━━━ Available records

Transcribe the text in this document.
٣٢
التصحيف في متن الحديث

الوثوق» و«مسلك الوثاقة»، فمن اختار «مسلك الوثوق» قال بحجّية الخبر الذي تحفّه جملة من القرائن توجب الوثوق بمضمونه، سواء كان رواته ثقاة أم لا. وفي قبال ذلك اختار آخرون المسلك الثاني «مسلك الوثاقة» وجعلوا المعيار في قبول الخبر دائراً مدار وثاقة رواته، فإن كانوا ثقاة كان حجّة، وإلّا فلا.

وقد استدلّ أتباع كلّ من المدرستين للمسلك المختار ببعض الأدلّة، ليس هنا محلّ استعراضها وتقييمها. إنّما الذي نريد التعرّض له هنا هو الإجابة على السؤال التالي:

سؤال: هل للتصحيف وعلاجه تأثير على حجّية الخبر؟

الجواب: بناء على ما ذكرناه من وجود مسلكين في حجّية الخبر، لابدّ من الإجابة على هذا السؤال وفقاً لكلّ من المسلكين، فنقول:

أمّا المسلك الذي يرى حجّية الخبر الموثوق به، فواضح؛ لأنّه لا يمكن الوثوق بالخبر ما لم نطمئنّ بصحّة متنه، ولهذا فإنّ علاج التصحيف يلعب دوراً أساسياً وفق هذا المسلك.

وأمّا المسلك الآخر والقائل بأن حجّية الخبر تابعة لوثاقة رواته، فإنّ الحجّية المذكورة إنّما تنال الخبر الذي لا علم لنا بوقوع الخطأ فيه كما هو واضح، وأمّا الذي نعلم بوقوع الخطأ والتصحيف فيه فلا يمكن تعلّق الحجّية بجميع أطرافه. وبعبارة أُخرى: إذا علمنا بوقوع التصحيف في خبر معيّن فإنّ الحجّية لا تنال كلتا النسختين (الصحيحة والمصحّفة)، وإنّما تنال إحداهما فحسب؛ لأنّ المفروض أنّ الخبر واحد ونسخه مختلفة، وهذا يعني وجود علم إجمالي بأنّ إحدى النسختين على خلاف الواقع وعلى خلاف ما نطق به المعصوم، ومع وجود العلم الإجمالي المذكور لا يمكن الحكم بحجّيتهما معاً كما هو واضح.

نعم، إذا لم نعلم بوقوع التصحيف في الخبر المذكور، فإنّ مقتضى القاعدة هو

━━━━━━

### Given exercise
Copy each line from the records above that includes the string "السؤال".

### Result of the exercise
وقد استدلّ أتباع كلّ من المدرستين للمسلك المختار ببعض الأدلّة، ليس هنا محلّ استعراضها وتقييمها. إنّما الذي نريد التعرّض له هنا هو الإجابة على السؤال التالي:
الجواب: بناء على ما ذكرناه من وجود مسلكين في حجّية الخبر، لابدّ من الإجابة على هذا السؤال وفقاً لكلّ من المسلكين، فنقول:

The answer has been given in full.